--- Extracted entries ---
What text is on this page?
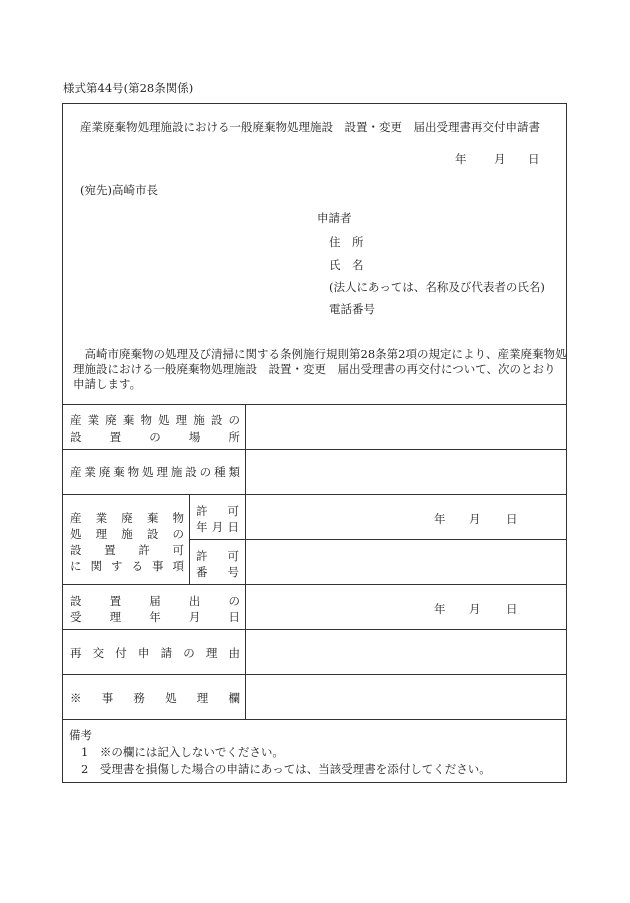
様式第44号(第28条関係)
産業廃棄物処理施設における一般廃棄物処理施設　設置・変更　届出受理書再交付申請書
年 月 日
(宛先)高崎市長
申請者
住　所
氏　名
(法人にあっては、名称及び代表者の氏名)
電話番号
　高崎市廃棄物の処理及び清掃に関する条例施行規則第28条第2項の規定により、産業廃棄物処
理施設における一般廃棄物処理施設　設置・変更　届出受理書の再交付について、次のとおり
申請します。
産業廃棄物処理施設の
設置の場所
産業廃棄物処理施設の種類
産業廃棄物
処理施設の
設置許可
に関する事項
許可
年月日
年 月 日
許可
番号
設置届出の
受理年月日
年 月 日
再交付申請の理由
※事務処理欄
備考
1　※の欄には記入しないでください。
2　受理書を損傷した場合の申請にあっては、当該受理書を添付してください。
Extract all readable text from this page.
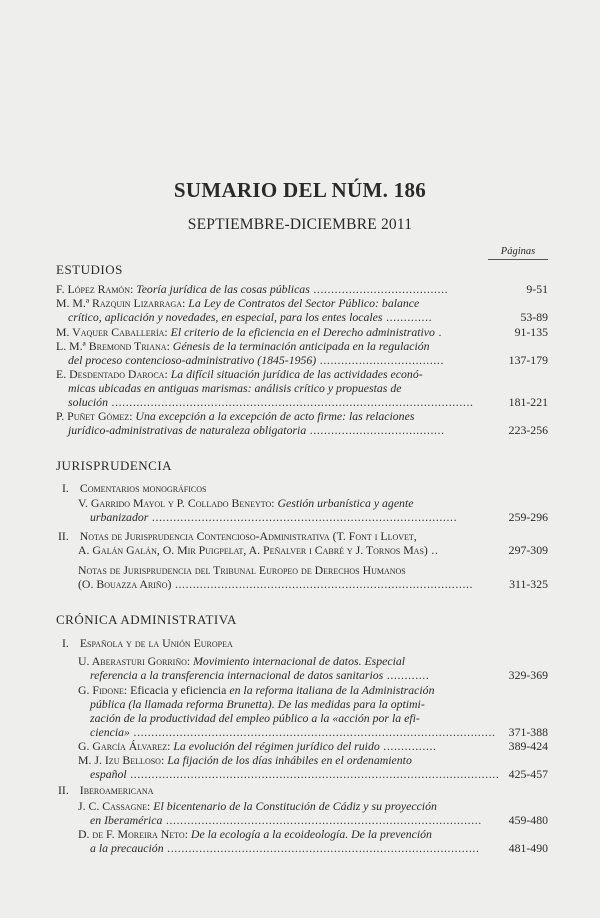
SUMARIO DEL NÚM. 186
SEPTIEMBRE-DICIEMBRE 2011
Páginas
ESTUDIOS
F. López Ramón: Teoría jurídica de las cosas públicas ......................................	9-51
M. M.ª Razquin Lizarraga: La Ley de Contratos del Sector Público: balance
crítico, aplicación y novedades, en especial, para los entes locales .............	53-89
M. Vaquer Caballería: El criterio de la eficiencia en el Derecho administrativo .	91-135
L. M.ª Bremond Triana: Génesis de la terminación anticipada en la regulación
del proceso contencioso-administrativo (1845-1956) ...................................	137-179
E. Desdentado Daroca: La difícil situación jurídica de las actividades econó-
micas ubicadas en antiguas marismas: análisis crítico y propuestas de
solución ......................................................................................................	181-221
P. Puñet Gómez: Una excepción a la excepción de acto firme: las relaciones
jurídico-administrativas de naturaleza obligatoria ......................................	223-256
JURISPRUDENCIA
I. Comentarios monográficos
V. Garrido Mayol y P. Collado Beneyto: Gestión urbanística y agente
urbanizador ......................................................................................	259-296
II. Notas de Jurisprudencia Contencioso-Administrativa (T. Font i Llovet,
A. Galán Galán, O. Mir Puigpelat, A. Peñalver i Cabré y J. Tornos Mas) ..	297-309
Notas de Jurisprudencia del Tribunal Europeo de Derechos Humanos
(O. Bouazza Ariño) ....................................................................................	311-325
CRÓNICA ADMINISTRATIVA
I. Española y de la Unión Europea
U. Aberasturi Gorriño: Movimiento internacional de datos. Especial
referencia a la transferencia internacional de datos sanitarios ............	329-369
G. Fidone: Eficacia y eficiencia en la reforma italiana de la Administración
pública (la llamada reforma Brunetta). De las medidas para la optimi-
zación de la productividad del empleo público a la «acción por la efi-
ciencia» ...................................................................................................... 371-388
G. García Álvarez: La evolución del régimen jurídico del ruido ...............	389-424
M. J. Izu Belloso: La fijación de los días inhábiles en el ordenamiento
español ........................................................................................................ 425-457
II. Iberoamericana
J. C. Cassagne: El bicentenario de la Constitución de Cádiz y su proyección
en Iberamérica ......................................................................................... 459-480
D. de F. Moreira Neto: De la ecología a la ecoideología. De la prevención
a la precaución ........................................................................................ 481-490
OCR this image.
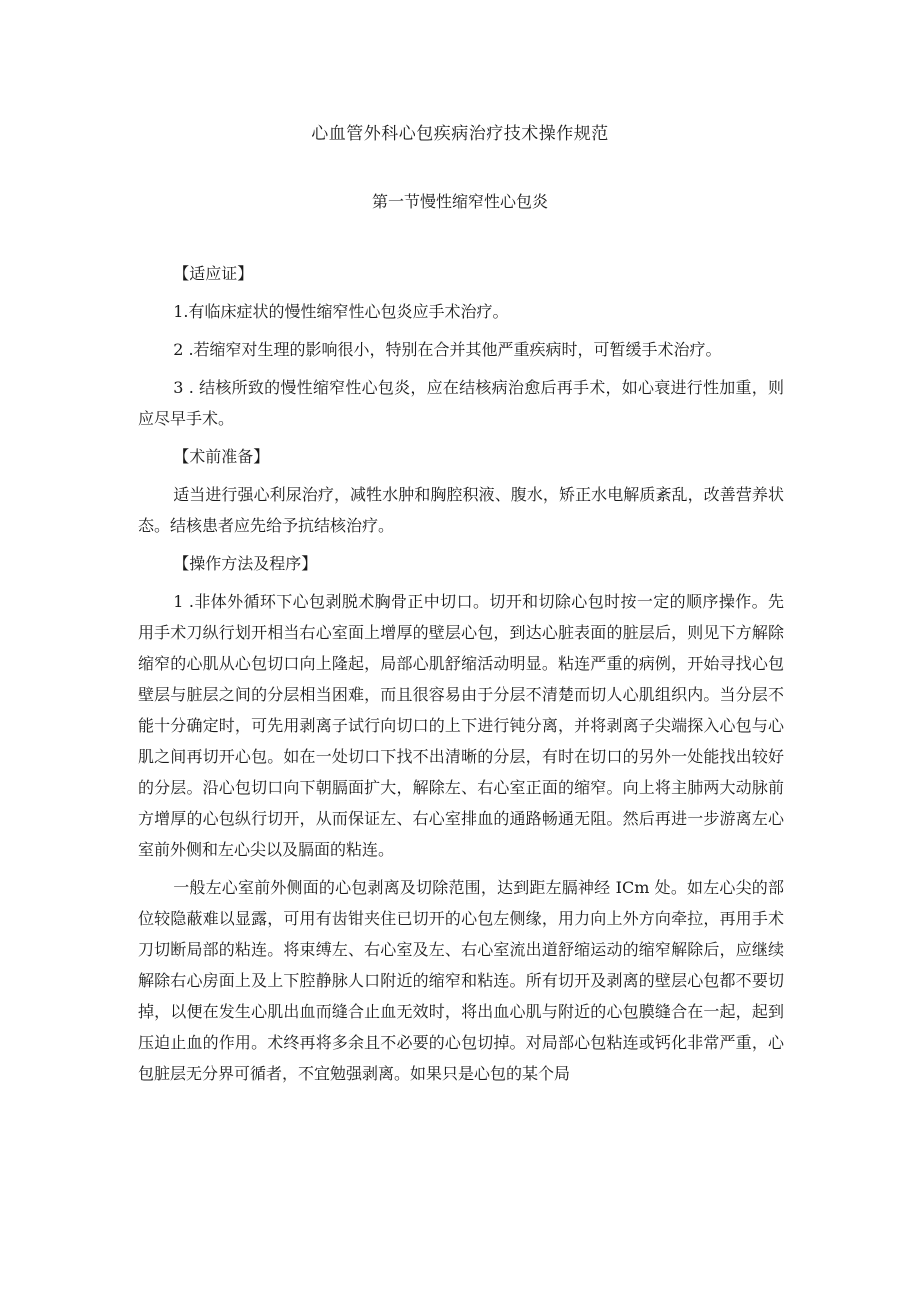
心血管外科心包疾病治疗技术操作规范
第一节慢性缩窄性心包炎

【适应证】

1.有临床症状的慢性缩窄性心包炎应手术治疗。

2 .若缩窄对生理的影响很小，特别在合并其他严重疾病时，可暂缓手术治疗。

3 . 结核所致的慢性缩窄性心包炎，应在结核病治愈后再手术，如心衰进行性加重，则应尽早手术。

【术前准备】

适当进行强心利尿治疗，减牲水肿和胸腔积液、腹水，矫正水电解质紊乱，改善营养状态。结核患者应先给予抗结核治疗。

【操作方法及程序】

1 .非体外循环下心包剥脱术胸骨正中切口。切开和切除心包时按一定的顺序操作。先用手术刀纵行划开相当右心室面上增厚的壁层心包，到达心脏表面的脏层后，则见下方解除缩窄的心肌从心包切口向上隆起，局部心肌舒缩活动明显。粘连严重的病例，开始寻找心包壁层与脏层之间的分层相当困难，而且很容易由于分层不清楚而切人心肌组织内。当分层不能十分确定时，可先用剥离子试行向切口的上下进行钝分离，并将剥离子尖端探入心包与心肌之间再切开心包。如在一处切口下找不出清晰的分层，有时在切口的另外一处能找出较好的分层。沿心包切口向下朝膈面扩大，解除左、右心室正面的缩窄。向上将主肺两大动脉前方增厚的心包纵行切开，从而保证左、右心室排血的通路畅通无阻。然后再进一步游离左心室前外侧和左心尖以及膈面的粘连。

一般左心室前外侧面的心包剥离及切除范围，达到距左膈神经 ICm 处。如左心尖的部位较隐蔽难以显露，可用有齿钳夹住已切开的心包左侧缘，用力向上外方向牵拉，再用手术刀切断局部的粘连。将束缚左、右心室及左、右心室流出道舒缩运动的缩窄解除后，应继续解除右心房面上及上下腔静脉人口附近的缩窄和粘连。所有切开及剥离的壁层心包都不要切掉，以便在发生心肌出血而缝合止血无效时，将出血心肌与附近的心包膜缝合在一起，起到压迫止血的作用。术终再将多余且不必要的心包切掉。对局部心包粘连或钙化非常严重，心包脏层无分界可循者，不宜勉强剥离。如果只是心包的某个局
---
Find each line with the string "crítico" and copy it out.

crítico, aplicación y novedades, en especial, para los entes locales .............	53-89
micas ubicadas en antiguas marismas: análisis crítico y propuestas de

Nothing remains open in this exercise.